:: Exercise description ::
Copy all records verbatim.

====== Input rows

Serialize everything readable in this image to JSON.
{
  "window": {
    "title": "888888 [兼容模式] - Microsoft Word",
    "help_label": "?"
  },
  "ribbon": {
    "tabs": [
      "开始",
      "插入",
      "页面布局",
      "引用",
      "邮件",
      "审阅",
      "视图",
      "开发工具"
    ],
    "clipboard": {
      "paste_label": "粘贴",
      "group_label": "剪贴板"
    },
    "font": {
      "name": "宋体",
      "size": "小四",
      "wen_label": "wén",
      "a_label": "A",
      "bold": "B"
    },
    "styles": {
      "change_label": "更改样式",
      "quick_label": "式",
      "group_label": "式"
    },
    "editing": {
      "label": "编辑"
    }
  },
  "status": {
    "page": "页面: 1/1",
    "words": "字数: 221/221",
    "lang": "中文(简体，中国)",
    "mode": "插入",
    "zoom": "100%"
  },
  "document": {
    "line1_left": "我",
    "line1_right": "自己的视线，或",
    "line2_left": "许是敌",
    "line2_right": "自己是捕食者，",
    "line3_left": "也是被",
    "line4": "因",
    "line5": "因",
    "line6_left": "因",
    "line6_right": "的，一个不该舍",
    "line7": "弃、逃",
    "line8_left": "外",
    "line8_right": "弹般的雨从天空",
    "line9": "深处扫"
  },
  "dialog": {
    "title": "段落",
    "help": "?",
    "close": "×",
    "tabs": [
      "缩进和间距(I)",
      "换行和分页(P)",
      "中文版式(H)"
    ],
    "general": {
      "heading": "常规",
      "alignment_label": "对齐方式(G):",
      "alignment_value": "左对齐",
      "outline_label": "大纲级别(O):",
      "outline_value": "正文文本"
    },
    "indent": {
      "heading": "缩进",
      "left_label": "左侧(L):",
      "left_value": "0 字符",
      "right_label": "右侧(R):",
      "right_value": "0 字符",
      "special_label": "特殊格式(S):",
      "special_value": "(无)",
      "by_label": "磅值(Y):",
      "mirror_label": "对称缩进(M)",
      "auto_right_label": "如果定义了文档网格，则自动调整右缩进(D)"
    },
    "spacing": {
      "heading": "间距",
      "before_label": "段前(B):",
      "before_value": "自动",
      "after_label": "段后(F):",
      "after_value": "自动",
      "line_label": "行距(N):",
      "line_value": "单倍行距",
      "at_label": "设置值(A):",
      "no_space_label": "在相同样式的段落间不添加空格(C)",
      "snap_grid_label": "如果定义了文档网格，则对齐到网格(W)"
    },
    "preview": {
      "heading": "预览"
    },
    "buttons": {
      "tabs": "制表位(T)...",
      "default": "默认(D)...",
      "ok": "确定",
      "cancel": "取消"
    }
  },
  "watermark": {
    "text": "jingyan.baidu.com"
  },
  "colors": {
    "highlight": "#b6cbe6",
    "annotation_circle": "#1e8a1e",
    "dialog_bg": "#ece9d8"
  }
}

============

:: Response to this task ::
Serialize everything readable in this image to JSON.
{
  "window": {
    "title": "888888 [兼容模式] - Microsoft Word",
    "help_label": "?"
  },
  "ribbon": {
    "tabs": [
      "开始",
      "插入",
      "页面布局",
      "引用",
      "邮件",
      "审阅",
      "视图",
      "开发工具"
    ],
    "clipboard": {
      "paste_label": "粘贴",
      "group_label": "剪贴板"
    },
    "font": {
      "name": "宋体",
      "size": "小四",
      "wen_label": "wén",
      "a_label": "A",
      "bold": "B"
    },
    "styles": {
      "change_label": "更改样式",
      "quick_label": "式",
      "group_label": "式"
    },
    "editing": {
      "label": "编辑"
    }
  },
  "status": {
    "page": "页面: 1/1",
    "words": "字数: 221/221",
    "lang": "中文(简体，中国)",
    "mode": "插入",
    "zoom": "100%"
  },
  "document": {
    "line1_left": "我",
    "line1_right": "自己的视线，或",
    "line2_left": "许是敌",
    "line2_right": "自己是捕食者，",
    "line3_left": "也是被",
    "line4": "因",
    "line5": "因",
    "line6_left": "因",
    "line6_right": "的，一个不该舍",
    "line7": "弃、逃",
    "line8_left": "外",
    "line8_right": "弹般的雨从天空",
    "line9": "深处扫"
  },
  "dialog": {
    "title": "段落",
    "help": "?",
    "close": "×",
    "tabs": [
      "缩进和间距(I)",
      "换行和分页(P)",
      "中文版式(H)"
    ],
    "general": {
      "heading": "常规",
      "alignment_label": "对齐方式(G):",
      "alignment_value": "左对齐",
      "outline_label": "大纲级别(O):",
      "outline_value": "正文文本"
    },
    "indent": {
      "heading": "缩进",
      "left_label": "左侧(L):",
      "left_value": "0 字符",
      "right_label": "右侧(R):",
      "right_value": "0 字符",
      "special_label": "特殊格式(S):",
      "special_value": "(无)",
      "by_label": "磅值(Y):",
      "mirror_label": "对称缩进(M)",
      "auto_right_label": "如果定义了文档网格，则自动调整右缩进(D)"
    },
    "spacing": {
      "heading": "间距",
      "before_label": "段前(B):",
      "before_value": "自动",
      "after_label": "段后(F):",
      "after_value": "自动",
      "line_label": "行距(N):",
      "line_value": "单倍行距",
      "at_label": "设置值(A):",
      "no_space_label": "在相同样式的段落间不添加空格(C)",
      "snap_grid_label": "如果定义了文档网格，则对齐到网格(W)"
    },
    "preview": {
      "heading": "预览"
    },
    "buttons": {
      "tabs": "制表位(T)...",
      "default": "默认(D)...",
      "ok": "确定",
      "cancel": "取消"
    }
  },
  "watermark": {
    "text": "jingyan.baidu.com"
  },
  "colors": {
    "highlight": "#b6cbe6",
    "annotation_circle": "#1e8a1e",
    "dialog_bg": "#ece9d8"
  }
}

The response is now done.